▶ _Stated problem_
Read the lines that follow and tally those with the word "每个空格填一个"; give the number and nothing else.
Recorded data start
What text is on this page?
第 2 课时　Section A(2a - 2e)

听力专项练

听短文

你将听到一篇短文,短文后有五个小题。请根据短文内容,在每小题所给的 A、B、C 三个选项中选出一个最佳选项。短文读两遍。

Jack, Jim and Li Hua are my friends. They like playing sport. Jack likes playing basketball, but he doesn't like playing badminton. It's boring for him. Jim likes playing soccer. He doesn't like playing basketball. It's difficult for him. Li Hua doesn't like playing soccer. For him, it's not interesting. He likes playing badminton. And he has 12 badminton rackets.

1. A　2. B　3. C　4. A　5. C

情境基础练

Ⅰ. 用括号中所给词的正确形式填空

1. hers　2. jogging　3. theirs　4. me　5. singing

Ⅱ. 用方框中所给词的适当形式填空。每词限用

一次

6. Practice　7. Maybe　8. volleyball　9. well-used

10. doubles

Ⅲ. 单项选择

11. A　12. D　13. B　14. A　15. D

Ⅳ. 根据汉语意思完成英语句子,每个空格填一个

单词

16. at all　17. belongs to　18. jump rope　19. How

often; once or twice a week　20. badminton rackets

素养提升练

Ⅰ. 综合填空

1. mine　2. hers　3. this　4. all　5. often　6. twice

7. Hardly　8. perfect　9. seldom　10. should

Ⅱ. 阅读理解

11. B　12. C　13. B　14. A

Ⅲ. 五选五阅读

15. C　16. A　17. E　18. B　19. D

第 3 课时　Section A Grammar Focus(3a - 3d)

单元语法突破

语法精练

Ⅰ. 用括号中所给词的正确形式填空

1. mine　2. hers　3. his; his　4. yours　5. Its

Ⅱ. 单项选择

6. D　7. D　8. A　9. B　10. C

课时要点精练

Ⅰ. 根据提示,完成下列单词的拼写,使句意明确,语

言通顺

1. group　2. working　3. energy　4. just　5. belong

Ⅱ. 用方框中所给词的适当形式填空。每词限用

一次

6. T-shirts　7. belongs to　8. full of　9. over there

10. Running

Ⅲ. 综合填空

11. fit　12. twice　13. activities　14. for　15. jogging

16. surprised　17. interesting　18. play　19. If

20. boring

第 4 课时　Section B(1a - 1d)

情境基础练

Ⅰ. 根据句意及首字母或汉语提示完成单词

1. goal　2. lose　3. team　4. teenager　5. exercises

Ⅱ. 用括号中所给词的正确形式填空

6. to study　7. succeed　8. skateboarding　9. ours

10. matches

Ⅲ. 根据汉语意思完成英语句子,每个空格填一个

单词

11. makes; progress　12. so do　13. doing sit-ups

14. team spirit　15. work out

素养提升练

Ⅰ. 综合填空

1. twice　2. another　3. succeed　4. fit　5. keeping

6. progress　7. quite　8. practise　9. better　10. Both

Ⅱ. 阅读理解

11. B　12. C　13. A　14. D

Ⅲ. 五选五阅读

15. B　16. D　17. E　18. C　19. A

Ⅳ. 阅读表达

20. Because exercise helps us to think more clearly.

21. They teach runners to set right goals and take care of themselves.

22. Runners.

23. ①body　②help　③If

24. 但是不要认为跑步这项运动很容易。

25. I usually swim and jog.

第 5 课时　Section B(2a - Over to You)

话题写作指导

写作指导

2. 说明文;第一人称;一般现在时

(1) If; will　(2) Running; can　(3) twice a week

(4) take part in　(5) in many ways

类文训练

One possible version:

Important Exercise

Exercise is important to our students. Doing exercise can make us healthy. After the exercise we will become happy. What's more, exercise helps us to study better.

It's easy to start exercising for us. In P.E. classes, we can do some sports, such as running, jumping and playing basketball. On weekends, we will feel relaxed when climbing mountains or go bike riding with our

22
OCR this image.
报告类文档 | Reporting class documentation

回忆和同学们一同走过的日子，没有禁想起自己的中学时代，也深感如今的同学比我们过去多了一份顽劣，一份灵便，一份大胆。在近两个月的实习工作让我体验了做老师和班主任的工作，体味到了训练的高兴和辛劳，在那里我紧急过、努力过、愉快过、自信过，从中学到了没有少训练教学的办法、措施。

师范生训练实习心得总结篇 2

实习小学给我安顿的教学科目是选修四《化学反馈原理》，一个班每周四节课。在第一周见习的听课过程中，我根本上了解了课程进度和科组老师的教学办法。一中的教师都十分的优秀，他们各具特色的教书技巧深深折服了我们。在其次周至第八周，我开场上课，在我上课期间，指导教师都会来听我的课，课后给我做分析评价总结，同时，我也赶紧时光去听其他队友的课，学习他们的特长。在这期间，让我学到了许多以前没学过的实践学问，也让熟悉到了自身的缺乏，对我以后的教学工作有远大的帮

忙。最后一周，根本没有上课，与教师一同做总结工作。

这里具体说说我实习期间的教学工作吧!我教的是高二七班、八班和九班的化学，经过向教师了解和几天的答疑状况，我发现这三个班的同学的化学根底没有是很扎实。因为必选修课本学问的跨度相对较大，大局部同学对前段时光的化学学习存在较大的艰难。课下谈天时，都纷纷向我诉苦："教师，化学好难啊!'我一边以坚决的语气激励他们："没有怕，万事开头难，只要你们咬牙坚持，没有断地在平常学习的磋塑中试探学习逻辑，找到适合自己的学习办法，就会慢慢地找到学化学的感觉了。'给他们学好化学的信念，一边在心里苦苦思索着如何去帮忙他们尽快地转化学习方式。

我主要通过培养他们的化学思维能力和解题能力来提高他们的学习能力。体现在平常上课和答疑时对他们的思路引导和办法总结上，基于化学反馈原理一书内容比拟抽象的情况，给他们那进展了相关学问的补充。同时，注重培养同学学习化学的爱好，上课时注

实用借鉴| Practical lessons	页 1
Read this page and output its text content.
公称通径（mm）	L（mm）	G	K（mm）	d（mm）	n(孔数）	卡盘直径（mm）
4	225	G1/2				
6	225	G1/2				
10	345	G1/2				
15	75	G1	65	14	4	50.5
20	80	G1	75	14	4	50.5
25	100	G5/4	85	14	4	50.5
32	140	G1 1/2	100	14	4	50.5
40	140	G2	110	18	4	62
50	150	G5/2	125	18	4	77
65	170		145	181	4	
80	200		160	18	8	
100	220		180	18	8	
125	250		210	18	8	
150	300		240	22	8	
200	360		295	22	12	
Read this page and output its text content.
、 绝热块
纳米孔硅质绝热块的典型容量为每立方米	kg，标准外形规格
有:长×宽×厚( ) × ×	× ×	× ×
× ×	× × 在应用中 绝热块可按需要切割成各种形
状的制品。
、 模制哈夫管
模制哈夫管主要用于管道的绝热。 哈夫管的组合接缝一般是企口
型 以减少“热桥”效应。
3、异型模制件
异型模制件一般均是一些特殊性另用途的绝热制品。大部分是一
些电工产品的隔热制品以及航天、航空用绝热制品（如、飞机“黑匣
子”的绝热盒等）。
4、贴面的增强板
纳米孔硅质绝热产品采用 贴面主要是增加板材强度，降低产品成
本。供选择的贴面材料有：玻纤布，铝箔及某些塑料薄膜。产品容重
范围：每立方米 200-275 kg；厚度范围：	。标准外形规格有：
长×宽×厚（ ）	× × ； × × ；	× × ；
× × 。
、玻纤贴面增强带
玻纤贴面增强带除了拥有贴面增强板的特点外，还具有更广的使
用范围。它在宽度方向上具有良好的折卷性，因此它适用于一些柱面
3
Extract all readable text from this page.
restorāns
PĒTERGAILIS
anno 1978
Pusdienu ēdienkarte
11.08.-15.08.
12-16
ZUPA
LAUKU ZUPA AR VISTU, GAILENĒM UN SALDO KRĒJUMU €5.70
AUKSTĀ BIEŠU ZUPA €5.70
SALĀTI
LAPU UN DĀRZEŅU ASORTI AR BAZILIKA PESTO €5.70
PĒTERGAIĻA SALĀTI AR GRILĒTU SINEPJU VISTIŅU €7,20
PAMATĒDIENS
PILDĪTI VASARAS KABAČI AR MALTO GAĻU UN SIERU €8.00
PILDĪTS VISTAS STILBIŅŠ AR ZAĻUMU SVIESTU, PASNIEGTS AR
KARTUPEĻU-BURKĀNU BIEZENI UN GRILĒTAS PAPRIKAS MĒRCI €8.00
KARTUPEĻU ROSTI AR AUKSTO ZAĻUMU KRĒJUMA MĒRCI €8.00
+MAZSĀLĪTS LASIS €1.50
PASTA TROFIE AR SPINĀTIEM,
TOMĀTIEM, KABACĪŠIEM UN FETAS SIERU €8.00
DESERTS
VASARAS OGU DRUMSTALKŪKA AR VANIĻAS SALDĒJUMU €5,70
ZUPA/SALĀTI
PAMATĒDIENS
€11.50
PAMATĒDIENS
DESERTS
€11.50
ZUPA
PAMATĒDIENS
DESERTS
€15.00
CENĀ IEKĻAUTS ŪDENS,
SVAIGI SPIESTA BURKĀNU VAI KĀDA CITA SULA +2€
Recorded data end
▶ _Written answer_
2